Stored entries
Start

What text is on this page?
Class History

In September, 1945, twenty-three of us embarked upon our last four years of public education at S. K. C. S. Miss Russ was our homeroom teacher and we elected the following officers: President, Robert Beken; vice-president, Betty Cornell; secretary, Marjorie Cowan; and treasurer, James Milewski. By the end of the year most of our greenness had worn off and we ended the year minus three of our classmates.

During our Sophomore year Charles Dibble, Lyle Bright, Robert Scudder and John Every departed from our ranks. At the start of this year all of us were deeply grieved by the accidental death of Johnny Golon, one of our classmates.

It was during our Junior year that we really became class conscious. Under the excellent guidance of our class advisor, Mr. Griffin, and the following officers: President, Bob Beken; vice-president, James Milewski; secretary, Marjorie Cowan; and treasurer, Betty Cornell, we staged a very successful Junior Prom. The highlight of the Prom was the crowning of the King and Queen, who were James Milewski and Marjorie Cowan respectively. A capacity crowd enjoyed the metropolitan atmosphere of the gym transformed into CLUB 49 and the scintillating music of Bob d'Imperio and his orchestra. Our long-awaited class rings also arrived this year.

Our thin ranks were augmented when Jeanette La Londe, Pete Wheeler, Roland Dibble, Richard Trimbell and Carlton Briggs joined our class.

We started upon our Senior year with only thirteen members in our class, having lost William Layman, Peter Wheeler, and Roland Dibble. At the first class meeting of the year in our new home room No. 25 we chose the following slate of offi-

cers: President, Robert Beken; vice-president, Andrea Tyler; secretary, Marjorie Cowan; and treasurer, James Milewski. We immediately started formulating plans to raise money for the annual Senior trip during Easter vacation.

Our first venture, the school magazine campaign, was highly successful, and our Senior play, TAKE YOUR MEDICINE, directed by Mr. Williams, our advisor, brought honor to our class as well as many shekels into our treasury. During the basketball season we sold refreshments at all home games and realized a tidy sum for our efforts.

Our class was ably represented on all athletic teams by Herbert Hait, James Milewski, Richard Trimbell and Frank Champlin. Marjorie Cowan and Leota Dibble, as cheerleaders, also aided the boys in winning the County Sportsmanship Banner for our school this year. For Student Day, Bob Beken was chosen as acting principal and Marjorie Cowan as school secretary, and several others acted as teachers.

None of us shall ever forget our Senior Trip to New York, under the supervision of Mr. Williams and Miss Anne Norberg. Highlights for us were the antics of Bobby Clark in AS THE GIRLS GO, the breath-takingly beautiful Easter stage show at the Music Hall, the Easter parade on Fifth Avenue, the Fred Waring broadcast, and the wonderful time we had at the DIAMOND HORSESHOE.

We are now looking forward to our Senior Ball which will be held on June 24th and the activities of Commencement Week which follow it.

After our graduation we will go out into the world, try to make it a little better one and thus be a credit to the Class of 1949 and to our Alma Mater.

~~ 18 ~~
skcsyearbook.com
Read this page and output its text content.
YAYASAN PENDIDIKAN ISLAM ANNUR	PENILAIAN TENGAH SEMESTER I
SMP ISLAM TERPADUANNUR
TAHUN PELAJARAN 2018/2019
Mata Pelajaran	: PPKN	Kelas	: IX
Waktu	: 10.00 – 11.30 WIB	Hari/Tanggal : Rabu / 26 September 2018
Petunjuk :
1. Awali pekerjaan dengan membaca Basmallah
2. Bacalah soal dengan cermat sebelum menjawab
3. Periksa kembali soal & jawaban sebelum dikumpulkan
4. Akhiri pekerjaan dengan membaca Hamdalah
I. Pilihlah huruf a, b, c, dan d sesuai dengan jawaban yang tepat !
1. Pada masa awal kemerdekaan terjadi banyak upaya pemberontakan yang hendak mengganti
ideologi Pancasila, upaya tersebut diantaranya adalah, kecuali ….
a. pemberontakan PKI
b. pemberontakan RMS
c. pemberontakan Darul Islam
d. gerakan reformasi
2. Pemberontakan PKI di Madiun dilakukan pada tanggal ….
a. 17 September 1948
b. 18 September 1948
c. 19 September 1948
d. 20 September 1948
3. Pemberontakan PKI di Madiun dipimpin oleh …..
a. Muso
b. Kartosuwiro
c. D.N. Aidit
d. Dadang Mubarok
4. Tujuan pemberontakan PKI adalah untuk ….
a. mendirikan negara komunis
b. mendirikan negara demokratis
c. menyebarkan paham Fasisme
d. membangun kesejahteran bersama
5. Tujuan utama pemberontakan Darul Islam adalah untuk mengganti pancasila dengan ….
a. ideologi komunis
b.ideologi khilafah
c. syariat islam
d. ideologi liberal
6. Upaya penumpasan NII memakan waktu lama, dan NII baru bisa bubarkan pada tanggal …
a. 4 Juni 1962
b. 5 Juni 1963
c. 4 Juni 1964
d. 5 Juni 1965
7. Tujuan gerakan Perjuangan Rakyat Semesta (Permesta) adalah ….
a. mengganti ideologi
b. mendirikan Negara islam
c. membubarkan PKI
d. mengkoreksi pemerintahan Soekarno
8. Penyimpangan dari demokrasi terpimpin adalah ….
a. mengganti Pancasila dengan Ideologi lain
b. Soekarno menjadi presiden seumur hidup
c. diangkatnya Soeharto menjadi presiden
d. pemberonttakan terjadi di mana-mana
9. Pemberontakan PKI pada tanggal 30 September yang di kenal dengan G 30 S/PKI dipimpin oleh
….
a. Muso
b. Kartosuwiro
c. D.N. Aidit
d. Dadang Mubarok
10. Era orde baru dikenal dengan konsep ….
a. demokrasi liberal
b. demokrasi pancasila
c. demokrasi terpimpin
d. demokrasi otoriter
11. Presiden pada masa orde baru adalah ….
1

End

● **INSTRUCTIONS FOR THE TASK**
Find every line that has "Robert" in it, then return those lines.

● **COMPLETE RESPONSE**
In September, 1945, twenty-three of us embarked upon our last four years of public education at S. K. C. S. Miss Russ was our homeroom teacher and we elected the following officers: President, Robert Beken; vice-president, Betty Cornell; secretary, Marjorie Cowan; and treasurer, James Milewski. By the end of the year most of our greenness had worn off and we ended the year minus three of our classmates.
During our Sophomore year Charles Dibble, Lyle Bright, Robert Scudder and John Every departed from our ranks. At the start of this year all of us were deeply grieved by the accidental death of Johnny Golon, one of our classmates.
cers: President, Robert Beken; vice-president, Andrea Tyler; secretary, Marjorie Cowan; and treasurer, James Milewski. We immediately started formulating plans to raise money for the annual Senior trip during Easter vacation.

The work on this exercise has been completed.